(Dataset excerpt)
◆ ◆ ◆

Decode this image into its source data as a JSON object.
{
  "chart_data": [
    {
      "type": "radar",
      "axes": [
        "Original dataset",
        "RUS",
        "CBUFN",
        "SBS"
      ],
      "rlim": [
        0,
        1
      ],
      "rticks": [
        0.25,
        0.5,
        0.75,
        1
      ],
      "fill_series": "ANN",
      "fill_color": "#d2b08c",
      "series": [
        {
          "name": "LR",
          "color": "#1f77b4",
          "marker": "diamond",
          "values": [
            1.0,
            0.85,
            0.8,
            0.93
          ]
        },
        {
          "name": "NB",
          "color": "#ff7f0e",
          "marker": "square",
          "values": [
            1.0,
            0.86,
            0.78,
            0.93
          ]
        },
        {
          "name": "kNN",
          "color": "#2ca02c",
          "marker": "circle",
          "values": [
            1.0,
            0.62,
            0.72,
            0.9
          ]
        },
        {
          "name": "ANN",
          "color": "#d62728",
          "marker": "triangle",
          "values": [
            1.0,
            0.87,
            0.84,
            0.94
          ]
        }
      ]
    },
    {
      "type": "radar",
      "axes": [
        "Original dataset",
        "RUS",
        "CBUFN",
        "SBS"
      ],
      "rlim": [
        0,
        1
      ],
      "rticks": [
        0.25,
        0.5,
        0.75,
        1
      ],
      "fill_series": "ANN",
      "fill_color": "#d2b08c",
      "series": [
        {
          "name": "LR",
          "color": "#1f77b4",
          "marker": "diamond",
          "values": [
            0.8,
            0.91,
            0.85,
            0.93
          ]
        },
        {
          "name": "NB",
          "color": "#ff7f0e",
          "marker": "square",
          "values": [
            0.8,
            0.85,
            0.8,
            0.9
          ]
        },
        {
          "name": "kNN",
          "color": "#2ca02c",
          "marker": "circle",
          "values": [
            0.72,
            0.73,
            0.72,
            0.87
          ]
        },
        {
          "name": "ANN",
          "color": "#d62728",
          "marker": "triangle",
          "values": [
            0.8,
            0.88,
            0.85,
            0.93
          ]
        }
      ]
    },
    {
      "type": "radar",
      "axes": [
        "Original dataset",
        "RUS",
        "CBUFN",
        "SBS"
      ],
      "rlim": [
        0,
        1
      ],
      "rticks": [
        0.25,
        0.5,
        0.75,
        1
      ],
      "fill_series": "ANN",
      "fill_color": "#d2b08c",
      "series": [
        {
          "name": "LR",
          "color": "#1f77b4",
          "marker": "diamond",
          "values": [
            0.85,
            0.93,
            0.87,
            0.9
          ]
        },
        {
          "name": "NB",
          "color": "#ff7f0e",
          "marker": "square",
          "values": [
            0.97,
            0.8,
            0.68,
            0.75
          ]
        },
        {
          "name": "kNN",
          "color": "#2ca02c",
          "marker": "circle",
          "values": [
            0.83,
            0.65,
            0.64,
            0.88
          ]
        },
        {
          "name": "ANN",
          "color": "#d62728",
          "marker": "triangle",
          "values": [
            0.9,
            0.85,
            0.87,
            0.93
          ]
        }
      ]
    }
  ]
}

◆ ◆ ◆

(Problem to work on): Output each entry precisely as given.

(Correct result):
Decode this image into its source data as a JSON object.
{
  "chart_data": [
    {
      "type": "radar",
      "axes": [
        "Original dataset",
        "RUS",
        "CBUFN",
        "SBS"
      ],
      "rlim": [
        0,
        1
      ],
      "rticks": [
        0.25,
        0.5,
        0.75,
        1
      ],
      "fill_series": "ANN",
      "fill_color": "#d2b08c",
      "series": [
        {
          "name": "LR",
          "color": "#1f77b4",
          "marker": "diamond",
          "values": [
            1.0,
            0.85,
            0.8,
            0.93
          ]
        },
        {
          "name": "NB",
          "color": "#ff7f0e",
          "marker": "square",
          "values": [
            1.0,
            0.86,
            0.78,
            0.93
          ]
        },
        {
          "name": "kNN",
          "color": "#2ca02c",
          "marker": "circle",
          "values": [
            1.0,
            0.62,
            0.72,
            0.9
          ]
        },
        {
          "name": "ANN",
          "color": "#d62728",
          "marker": "triangle",
          "values": [
            1.0,
            0.87,
            0.84,
            0.94
          ]
        }
      ]
    },
    {
      "type": "radar",
      "axes": [
        "Original dataset",
        "RUS",
        "CBUFN",
        "SBS"
      ],
      "rlim": [
        0,
        1
      ],
      "rticks": [
        0.25,
        0.5,
        0.75,
        1
      ],
      "fill_series": "ANN",
      "fill_color": "#d2b08c",
      "series": [
        {
          "name": "LR",
          "color": "#1f77b4",
          "marker": "diamond",
          "values": [
            0.8,
            0.91,
            0.85,
            0.93
          ]
        },
        {
          "name": "NB",
          "color": "#ff7f0e",
          "marker": "square",
          "values": [
            0.8,
            0.85,
            0.8,
            0.9
          ]
        },
        {
          "name": "kNN",
          "color": "#2ca02c",
          "marker": "circle",
          "values": [
            0.72,
            0.73,
            0.72,
            0.87
          ]
        },
        {
          "name": "ANN",
          "color": "#d62728",
          "marker": "triangle",
          "values": [
            0.8,
            0.88,
            0.85,
            0.93
          ]
        }
      ]
    },
    {
      "type": "radar",
      "axes": [
        "Original dataset",
        "RUS",
        "CBUFN",
        "SBS"
      ],
      "rlim": [
        0,
        1
      ],
      "rticks": [
        0.25,
        0.5,
        0.75,
        1
      ],
      "fill_series": "ANN",
      "fill_color": "#d2b08c",
      "series": [
        {
          "name": "LR",
          "color": "#1f77b4",
          "marker": "diamond",
          "values": [
            0.85,
            0.93,
            0.87,
            0.9
          ]
        },
        {
          "name": "NB",
          "color": "#ff7f0e",
          "marker": "square",
          "values": [
            0.97,
            0.8,
            0.68,
            0.75
          ]
        },
        {
          "name": "kNN",
          "color": "#2ca02c",
          "marker": "circle",
          "values": [
            0.83,
            0.65,
            0.64,
            0.88
          ]
        },
        {
          "name": "ANN",
          "color": "#d62728",
          "marker": "triangle",
          "values": [
            0.9,
            0.85,
            0.87,
            0.93
          ]
        }
      ]
    }
  ]
}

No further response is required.